Count up the lines below in which the string "name" appears. The reply should be that number alone.

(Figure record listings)
== Segment start ==

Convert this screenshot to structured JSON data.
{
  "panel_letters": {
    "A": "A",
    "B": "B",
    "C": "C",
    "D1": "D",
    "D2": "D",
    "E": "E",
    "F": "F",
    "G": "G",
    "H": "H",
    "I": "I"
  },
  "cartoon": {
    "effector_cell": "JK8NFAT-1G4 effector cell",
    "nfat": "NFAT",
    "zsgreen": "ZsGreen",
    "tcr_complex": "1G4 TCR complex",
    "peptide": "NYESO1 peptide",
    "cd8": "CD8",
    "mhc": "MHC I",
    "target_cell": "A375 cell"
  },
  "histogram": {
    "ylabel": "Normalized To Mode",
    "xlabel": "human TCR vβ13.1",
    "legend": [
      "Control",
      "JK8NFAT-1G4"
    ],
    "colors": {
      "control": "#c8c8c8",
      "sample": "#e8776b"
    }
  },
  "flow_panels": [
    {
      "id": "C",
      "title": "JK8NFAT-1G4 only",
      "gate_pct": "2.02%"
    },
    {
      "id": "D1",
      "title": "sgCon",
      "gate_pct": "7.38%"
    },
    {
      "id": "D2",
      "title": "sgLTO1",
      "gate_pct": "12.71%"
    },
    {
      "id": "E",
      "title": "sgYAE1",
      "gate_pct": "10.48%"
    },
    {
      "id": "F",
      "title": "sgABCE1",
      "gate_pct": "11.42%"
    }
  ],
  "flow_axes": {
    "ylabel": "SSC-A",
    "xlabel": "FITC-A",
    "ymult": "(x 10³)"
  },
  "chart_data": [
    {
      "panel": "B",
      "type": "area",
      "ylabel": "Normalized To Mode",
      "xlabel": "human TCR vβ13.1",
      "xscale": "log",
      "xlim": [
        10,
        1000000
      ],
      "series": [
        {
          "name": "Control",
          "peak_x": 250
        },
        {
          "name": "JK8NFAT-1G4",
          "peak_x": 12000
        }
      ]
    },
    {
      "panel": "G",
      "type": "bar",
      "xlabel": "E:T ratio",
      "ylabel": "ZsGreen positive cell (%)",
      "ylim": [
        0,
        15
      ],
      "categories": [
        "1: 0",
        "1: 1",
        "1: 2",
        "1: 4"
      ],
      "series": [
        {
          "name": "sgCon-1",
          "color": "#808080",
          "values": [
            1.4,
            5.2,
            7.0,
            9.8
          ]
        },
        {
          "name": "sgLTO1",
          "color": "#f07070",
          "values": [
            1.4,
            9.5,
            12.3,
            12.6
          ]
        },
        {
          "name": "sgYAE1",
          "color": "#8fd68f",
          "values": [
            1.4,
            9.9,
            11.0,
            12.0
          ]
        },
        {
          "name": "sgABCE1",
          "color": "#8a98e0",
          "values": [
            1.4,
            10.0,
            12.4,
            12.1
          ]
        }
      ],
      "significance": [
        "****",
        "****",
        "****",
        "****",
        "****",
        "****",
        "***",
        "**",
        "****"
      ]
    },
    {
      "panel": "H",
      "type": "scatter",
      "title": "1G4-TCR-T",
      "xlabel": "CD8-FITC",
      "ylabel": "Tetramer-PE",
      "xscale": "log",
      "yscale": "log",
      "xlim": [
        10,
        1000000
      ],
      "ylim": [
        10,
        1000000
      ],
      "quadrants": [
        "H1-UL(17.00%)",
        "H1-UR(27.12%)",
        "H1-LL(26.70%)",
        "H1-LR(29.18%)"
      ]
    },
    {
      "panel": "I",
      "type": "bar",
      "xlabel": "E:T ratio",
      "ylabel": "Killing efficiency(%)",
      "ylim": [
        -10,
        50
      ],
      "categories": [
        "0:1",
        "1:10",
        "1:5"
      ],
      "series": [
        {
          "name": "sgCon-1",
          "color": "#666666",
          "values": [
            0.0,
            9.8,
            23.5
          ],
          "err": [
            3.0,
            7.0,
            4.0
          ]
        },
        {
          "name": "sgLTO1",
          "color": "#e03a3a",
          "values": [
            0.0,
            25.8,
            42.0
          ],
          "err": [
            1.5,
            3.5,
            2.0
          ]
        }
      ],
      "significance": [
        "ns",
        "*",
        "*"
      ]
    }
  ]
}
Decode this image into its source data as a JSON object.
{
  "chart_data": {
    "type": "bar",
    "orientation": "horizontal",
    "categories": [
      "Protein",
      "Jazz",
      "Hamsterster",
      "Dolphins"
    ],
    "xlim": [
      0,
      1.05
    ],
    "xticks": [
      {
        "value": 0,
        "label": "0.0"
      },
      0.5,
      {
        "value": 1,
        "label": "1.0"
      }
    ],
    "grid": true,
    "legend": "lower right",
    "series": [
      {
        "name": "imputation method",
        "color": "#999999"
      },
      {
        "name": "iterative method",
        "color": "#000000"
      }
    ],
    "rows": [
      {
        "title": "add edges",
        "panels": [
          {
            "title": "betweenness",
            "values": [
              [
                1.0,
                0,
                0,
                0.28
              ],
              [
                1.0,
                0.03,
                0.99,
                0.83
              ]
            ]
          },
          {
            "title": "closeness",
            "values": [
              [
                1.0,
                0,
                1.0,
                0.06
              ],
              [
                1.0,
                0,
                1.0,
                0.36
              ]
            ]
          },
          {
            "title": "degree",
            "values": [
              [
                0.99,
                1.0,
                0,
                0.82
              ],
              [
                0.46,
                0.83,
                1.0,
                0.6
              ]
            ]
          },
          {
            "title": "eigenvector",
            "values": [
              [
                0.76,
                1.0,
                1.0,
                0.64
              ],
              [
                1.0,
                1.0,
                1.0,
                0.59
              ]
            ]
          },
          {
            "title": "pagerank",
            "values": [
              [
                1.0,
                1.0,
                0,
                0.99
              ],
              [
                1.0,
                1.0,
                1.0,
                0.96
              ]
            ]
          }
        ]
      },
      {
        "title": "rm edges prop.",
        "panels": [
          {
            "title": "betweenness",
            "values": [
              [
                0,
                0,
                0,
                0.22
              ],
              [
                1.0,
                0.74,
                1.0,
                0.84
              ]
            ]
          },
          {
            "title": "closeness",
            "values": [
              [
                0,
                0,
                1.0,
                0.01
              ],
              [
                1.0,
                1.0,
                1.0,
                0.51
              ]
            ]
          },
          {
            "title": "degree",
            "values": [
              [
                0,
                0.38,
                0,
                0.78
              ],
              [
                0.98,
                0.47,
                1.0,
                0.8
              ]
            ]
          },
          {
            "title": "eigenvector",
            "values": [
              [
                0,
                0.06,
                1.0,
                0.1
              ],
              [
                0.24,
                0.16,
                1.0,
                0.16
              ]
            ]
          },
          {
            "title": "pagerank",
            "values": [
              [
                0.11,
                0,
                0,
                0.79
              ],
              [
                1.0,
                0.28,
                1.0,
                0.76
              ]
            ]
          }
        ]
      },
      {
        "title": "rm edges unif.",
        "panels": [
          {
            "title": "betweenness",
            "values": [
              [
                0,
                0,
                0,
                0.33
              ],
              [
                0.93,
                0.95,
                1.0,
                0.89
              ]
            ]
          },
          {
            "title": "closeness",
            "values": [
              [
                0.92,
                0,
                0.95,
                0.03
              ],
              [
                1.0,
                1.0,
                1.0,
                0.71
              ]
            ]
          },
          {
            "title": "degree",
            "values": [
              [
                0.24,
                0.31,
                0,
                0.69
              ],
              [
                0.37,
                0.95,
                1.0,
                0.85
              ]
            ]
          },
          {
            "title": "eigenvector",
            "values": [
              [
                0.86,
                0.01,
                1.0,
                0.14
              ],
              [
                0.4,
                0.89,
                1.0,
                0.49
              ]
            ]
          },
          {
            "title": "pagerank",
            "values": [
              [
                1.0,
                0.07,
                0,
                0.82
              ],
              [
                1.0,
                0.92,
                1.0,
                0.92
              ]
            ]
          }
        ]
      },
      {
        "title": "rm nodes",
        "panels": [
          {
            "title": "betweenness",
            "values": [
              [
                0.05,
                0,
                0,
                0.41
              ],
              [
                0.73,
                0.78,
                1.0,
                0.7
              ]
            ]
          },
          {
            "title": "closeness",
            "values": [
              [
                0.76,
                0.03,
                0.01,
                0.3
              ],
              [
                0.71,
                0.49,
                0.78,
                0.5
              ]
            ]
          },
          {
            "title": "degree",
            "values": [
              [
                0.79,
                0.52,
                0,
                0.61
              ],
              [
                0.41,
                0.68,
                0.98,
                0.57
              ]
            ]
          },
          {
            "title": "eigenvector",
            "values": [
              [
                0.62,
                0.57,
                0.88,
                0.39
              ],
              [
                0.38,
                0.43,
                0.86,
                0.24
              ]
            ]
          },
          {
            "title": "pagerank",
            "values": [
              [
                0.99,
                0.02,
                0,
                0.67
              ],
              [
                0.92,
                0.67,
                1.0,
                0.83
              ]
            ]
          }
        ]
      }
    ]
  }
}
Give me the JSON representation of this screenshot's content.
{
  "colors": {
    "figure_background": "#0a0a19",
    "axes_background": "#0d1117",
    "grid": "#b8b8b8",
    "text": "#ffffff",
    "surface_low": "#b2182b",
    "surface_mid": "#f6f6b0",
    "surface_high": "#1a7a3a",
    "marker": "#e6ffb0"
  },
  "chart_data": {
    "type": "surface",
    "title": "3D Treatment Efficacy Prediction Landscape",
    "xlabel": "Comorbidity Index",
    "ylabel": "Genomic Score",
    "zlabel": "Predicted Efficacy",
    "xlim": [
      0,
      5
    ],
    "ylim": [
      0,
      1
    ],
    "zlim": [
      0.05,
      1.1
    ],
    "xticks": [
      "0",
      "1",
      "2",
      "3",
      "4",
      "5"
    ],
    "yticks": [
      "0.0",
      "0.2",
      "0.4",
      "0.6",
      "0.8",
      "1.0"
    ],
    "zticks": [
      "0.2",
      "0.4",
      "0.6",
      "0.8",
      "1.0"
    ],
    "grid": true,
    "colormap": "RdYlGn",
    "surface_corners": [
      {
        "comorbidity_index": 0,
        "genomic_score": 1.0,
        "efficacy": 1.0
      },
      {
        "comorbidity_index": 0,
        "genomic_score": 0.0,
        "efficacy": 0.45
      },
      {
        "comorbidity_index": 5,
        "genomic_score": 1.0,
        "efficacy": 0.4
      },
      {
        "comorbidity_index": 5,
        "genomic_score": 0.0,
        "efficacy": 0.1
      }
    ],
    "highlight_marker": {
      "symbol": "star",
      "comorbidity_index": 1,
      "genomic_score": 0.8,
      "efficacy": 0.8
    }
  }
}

== Segment end ==

ANSWER FOR THE TASK: 10